__THE PROBLEM__
Please list all lines of the material below in which the string "icon" occurs.

__RECORDS FOR THE EXERCISE__
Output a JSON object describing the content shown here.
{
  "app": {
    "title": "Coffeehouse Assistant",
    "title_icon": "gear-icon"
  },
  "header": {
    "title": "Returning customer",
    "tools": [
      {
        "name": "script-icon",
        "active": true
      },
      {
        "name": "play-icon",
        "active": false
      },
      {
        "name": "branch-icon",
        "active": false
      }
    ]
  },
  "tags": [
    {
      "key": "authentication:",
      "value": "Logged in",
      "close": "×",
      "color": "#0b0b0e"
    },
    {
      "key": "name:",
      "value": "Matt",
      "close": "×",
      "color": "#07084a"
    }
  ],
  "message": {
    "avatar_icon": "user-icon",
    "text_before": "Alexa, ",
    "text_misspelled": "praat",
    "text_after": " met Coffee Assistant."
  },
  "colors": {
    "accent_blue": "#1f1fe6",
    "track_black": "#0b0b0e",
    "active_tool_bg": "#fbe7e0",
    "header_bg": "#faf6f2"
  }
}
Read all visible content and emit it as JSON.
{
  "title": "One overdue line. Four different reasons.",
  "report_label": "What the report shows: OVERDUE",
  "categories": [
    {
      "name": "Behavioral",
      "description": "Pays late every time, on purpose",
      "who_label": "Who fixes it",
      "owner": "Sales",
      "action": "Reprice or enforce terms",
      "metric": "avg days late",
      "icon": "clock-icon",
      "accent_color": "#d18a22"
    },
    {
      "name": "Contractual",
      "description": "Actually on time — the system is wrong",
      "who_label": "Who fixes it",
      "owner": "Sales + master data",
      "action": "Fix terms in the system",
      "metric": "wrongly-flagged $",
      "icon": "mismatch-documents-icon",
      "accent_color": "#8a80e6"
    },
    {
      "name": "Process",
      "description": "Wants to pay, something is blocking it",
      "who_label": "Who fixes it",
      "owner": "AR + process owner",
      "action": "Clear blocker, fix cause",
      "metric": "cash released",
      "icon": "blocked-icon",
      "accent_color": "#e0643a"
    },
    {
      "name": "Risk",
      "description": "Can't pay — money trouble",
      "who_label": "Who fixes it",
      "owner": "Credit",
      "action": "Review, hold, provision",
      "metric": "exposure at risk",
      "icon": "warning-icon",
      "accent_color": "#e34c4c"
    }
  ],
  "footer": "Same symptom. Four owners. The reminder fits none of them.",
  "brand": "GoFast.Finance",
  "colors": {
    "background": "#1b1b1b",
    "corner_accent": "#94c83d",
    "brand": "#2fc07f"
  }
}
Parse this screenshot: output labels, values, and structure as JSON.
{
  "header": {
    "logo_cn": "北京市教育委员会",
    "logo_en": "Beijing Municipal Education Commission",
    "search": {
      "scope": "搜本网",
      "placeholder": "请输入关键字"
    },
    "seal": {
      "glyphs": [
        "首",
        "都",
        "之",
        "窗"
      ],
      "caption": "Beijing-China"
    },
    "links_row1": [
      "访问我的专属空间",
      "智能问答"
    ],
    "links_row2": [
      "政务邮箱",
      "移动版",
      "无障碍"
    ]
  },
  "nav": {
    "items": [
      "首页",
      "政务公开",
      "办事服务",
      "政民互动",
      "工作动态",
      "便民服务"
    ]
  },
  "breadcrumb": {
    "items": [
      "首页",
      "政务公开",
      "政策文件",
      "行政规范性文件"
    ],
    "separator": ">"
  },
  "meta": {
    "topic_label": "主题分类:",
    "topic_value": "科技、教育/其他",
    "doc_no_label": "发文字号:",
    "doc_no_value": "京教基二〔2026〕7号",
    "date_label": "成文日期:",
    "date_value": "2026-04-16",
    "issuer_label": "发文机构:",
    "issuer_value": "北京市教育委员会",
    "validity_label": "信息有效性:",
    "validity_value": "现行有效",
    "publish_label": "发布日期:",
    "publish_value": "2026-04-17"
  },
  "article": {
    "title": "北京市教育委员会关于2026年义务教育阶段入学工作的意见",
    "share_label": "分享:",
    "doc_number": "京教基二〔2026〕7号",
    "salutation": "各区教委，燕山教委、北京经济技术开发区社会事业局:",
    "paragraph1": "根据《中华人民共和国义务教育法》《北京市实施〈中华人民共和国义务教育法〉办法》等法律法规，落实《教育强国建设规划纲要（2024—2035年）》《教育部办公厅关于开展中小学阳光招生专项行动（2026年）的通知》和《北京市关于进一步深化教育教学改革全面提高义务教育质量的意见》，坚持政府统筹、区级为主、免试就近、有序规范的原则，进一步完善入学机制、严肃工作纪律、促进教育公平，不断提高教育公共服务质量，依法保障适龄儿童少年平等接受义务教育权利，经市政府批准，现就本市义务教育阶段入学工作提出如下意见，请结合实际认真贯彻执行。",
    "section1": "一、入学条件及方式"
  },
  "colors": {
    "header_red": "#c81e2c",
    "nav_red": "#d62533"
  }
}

__TASK RESULT__
    "title_icon": "gear-icon"
        "name": "script-icon",
        "name": "play-icon",
        "name": "branch-icon",
    "avatar_icon": "user-icon",
      "icon": "clock-icon",
      "icon": "mismatch-documents-icon",
      "icon": "blocked-icon",
      "icon": "warning-icon",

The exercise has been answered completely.